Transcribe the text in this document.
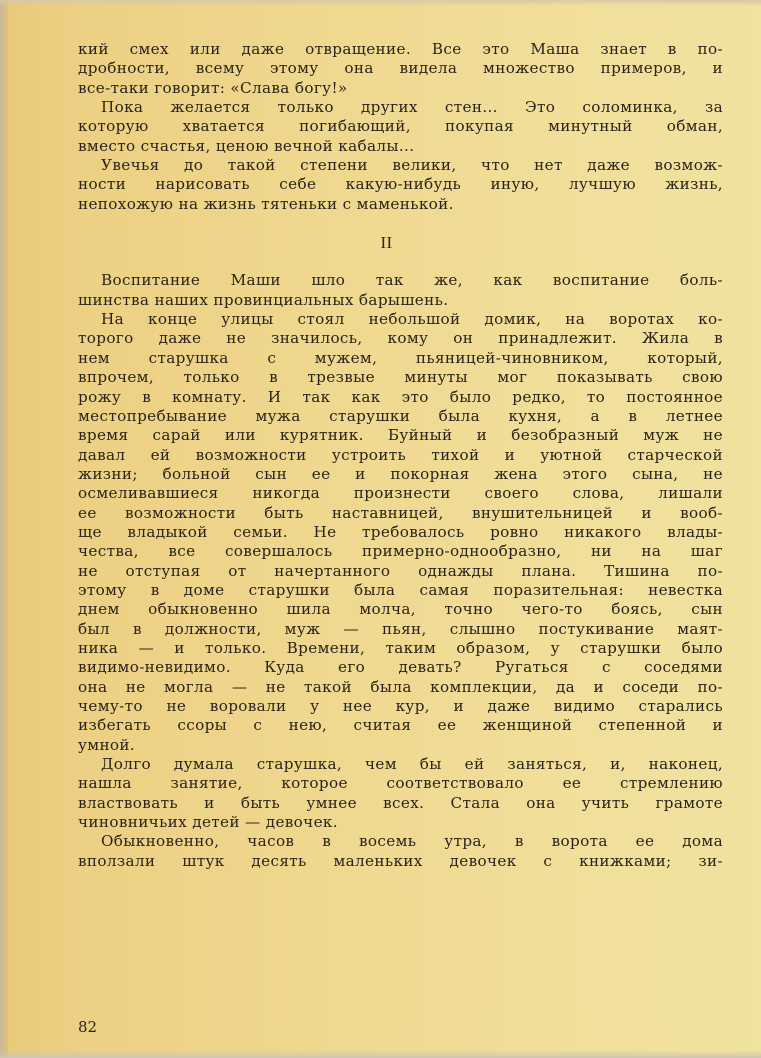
кий смех или даже отвращение. Все это Маша знает в по-
дробности, всему этому она видела множество примеров, и
все-таки говорит: «Слава богу!»
Пока желается только других стен... Это соломинка, за
которую хватается погибающий, покупая минутный обман,
вместо счастья, ценою вечной кабалы...
Увечья до такой степени велики, что нет даже возмож-
ности нарисовать себе какую-нибудь иную, лучшую жизнь,
непохожую на жизнь тятеньки с маменькой.
II
Воспитание Маши шло так же, как воспитание боль-
шинства наших провинциальных барышень.
На конце улицы стоял небольшой домик, на воротах ко-
торого даже не значилось, кому он принадлежит. Жила в
нем старушка с мужем, пьяницей-чиновником, который,
впрочем, только в трезвые минуты мог показывать свою
рожу в комнату. И так как это было редко, то постоянное
местопребывание мужа старушки была кухня, а в летнее
время сарай или курятник. Буйный и безобразный муж не
давал ей возможности устроить тихой и уютной старческой
жизни; больной сын ее и покорная жена этого сына, не
осмеливавшиеся никогда произнести своего слова, лишали
ее возможности быть наставницей, внушительницей и вооб-
ще владыкой семьи. Не требовалось ровно никакого влады-
чества, все совершалось примерно-однообразно, ни на шаг
не отступая от начертанного однажды плана. Тишина по-
этому в доме старушки была самая поразительная: невестка
днем обыкновенно шила молча, точно чего-то боясь, сын
был в должности, муж — пьян, слышно постукивание маят-
ника — и только. Времени, таким образом, у старушки было
видимо-невидимо. Куда его девать? Ругаться с соседями
она не могла — не такой была комплекции, да и соседи по-
чему-то не воровали у нее кур, и даже видимо старались
избегать ссоры с нею, считая ее женщиной степенной и
умной.
Долго думала старушка, чем бы ей заняться, и, наконец,
нашла занятие, которое соответствовало ее стремлению
властвовать и быть умнее всех. Стала она учить грамоте
чиновничьих детей — девочек.
Обыкновенно, часов в восемь утра, в ворота ее дома
вползали штук десять маленьких девочек с книжками; зи-
82
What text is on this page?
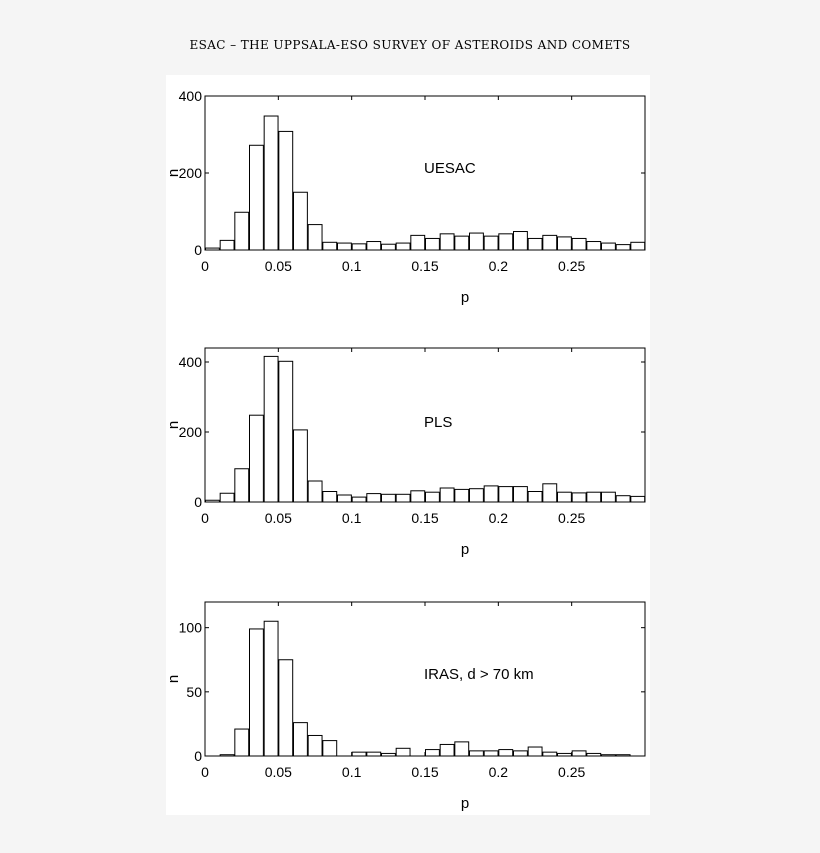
ESAC – THE UPPSALA-ESO SURVEY OF ASTEROIDS AND COMETS
0	0.05	0.1	0.15	0.2	0.25
0
200
400
p
n	UESAC
0	0.05	0.1	0.15	0.2	0.25
0
200
400
p
n	PLS
0	0.05	0.1	0.15	0.2	0.25
0
50
100
p
n	IRAS, d > 70 km
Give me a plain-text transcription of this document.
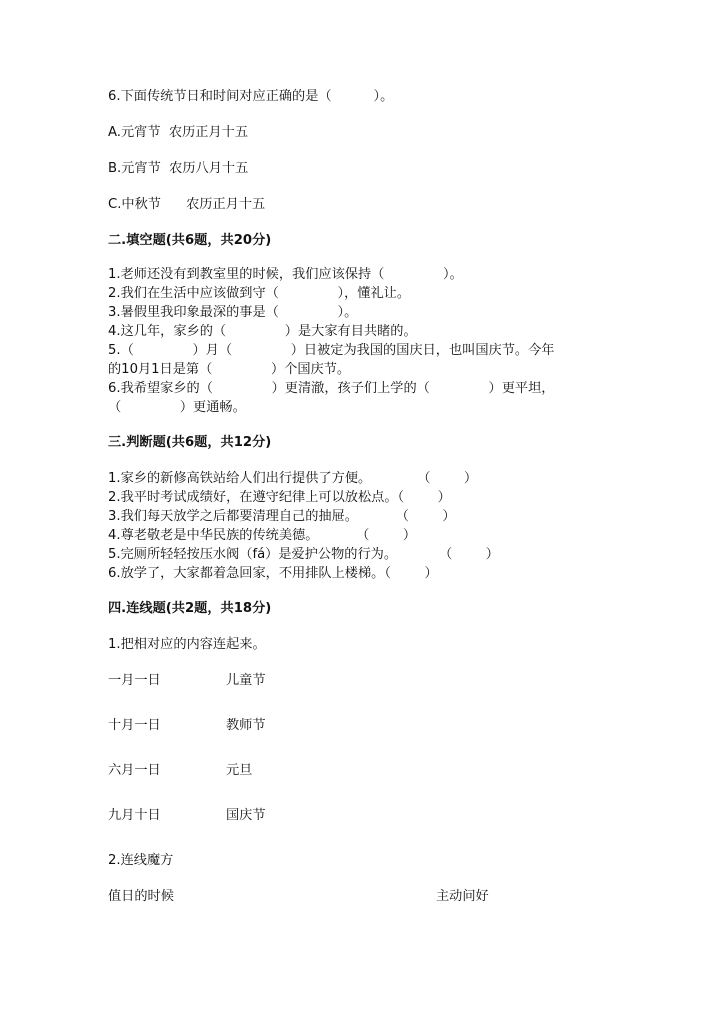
6.下面传统节日和时间对应正确的是（          ）。
A.元宵节  农历正月十五
B.元宵节  农历八月十五
C.中秋节      农历正月十五
二.填空题(共6题，共20分)
1.老师还没有到教室里的时候，我们应该保持（              ）。
2.我们在生活中应该做到守（              ），懂礼让。
3.暑假里我印象最深的事是（              ）。
4.这几年，家乡的（              ）是大家有目共睹的。
5.（              ）月（              ）日被定为我国的国庆日，也叫国庆节。今年
的10月1日是第（              ）个国庆节。
6.我希望家乡的（              ）更清澈，孩子们上学的（              ）更平坦，
（              ）更通畅。
三.判断题(共6题，共12分)
1.家乡的新修高铁站给人们出行提供了方便。           （        ）
2.我平时考试成绩好，在遵守纪律上可以放松点。（        ）
3.我们每天放学之后都要清理自己的抽屉。         （        ）
4.尊老敬老是中华民族的传统美德。         （        ）
5.完厕所轻轻按压水阀（fá）是爱护公物的行为。          （        ）
6.放学了，大家都着急回家，不用排队上楼梯。（        ）
四.连线题(共2题，共18分)
1.把相对应的内容连起来。
一月一日	儿童节
十月一日	教师节
六月一日	元旦
九月十日	国庆节
2.连线魔方
值日的时候	主动问好
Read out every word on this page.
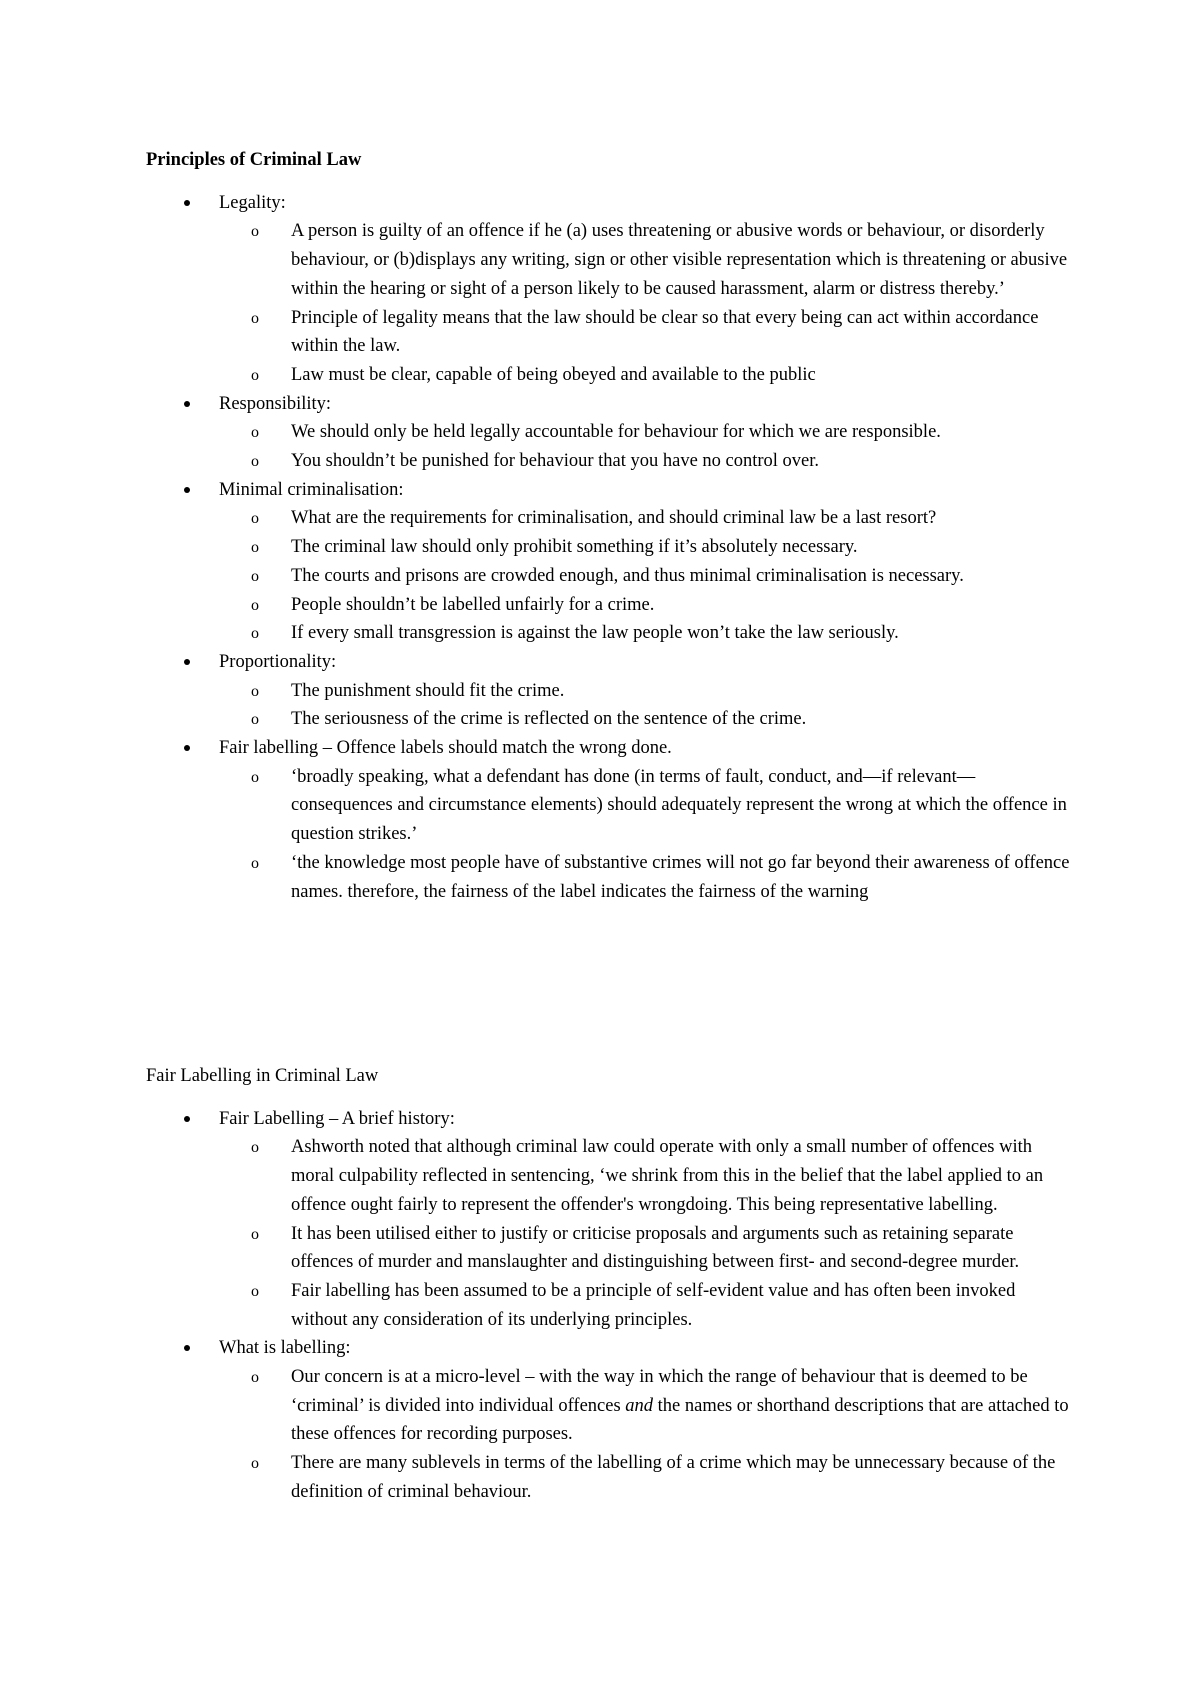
Principles of Criminal Law

Legality:
o A person is guilty of an offence if he (a) uses threatening or abusive words or behaviour, or disorderly behaviour, or (b)displays any writing, sign or other visible representation which is threatening or abusive within the hearing or sight of a person likely to be caused harassment, alarm or distress thereby.’
o Principle of legality means that the law should be clear so that every being can act within accordance within the law.
o Law must be clear, capable of being obeyed and available to the public
Responsibility:
o We should only be held legally accountable for behaviour for which we are responsible.
o You shouldn’t be punished for behaviour that you have no control over.
Minimal criminalisation:
o What are the requirements for criminalisation, and should criminal law be a last resort?
o The criminal law should only prohibit something if it’s absolutely necessary.
o The courts and prisons are crowded enough, and thus minimal criminalisation is necessary.
o People shouldn’t be labelled unfairly for a crime.
o If every small transgression is against the law people won’t take the law seriously.
Proportionality:
o The punishment should fit the crime.
o The seriousness of the crime is reflected on the sentence of the crime.
Fair labelling – Offence labels should match the wrong done.
o ‘broadly speaking, what a defendant has done (in terms of fault, conduct, and—if relevant—consequences and circumstance elements) should adequately represent the wrong at which the offence in question strikes.’
o ‘the knowledge most people have of substantive crimes will not go far beyond their awareness of offence names. therefore, the fairness of the label indicates the fairness of the warning

Fair Labelling in Criminal Law

Fair Labelling – A brief history:
o Ashworth noted that although criminal law could operate with only a small number of offences with moral culpability reflected in sentencing, ‘we shrink from this in the belief that the label applied to an offence ought fairly to represent the offender's wrongdoing. This being representative labelling.
o It has been utilised either to justify or criticise proposals and arguments such as retaining separate offences of murder and manslaughter and distinguishing between first- and second-degree murder.
o Fair labelling has been assumed to be a principle of self-evident value and has often been invoked without any consideration of its underlying principles.
What is labelling:
o Our concern is at a micro-level – with the way in which the range of behaviour that is deemed to be ‘criminal’ is divided into individual offences and the names or shorthand descriptions that are attached to these offences for recording purposes.
o There are many sublevels in terms of the labelling of a crime which may be unnecessary because of the definition of criminal behaviour.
**********
**Given instruction**
Read the data above and count the lines that include "возможности". Answer only with the count.

**Answer to this problem**
2